MATERIAL:
╭──

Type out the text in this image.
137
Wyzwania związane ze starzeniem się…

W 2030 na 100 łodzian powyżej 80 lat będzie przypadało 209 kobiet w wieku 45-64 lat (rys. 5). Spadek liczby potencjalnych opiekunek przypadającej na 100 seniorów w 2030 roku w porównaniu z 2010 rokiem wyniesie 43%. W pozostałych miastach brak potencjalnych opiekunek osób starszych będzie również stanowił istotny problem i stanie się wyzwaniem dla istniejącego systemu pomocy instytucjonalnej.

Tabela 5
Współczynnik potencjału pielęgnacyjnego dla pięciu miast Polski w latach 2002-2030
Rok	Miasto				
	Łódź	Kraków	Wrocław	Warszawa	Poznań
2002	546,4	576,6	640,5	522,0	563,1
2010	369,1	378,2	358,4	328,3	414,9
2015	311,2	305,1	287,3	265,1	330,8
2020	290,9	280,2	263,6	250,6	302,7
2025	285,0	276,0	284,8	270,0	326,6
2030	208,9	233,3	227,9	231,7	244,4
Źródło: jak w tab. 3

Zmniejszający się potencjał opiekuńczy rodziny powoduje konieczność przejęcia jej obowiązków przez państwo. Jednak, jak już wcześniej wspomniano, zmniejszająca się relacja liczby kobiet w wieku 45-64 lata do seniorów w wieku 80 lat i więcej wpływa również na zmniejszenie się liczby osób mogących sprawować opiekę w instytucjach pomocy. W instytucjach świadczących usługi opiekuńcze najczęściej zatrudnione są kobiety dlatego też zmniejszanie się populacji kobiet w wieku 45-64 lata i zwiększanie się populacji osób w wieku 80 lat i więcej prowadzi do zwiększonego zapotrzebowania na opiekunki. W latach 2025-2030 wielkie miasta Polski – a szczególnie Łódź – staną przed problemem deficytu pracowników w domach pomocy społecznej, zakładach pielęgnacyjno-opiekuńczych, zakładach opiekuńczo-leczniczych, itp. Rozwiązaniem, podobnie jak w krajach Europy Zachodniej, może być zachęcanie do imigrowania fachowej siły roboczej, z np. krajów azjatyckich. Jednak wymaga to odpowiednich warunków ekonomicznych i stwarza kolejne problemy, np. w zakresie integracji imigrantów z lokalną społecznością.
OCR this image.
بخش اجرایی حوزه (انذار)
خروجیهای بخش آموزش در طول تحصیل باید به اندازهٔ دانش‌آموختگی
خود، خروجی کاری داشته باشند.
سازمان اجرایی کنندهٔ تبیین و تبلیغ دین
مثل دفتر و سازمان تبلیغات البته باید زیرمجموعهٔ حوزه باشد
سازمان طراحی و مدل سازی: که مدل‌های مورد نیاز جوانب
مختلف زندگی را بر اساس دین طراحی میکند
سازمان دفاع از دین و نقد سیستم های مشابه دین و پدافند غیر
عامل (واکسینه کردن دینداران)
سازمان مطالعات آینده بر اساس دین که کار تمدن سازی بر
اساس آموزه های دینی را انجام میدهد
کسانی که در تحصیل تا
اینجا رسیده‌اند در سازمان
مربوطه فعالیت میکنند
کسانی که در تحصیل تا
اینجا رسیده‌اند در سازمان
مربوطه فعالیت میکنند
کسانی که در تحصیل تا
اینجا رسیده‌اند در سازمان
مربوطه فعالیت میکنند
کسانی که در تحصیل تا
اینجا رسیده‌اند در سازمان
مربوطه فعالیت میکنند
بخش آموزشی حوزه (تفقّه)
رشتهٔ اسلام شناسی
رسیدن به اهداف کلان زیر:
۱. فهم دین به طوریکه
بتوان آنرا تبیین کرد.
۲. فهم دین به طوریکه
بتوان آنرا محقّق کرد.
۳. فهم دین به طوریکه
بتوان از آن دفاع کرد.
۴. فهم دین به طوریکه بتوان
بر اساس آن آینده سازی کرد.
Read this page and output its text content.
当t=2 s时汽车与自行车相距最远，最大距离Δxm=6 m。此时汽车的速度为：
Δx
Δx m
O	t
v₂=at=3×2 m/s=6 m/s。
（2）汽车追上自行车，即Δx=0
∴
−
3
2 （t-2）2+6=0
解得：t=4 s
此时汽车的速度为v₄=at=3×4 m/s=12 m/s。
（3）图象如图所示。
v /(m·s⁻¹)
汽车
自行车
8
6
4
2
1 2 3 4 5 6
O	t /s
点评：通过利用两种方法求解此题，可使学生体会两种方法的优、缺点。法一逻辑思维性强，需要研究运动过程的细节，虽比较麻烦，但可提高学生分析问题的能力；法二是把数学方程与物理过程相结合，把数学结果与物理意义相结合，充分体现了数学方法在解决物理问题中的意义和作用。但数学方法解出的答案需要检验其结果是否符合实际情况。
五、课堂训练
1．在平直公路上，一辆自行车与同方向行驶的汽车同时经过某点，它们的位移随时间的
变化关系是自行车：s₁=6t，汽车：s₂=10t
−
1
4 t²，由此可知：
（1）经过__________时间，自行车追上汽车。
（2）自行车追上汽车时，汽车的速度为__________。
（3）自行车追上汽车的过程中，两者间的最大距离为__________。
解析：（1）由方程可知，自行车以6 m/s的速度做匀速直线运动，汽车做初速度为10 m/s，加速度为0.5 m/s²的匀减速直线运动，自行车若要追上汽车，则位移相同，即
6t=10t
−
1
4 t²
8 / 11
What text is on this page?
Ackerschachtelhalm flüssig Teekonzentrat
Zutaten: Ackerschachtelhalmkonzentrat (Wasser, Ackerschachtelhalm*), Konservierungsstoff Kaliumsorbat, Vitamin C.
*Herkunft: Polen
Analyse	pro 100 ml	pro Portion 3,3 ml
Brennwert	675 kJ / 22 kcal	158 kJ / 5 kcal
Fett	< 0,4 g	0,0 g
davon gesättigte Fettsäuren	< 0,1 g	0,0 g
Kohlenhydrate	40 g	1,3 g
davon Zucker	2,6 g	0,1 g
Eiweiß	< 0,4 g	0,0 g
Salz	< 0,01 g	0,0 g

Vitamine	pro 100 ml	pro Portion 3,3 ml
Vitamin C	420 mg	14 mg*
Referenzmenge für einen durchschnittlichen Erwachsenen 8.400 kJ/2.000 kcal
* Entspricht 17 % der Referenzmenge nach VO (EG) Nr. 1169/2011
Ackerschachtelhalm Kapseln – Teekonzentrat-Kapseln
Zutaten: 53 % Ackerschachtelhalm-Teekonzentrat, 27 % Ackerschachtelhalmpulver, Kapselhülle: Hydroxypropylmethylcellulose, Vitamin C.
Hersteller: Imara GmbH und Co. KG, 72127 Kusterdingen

╰──

GIVEN EXERCISE: Count how many lines hold the string "Zutaten" and give that number alone.

ANSWER BELOW: 2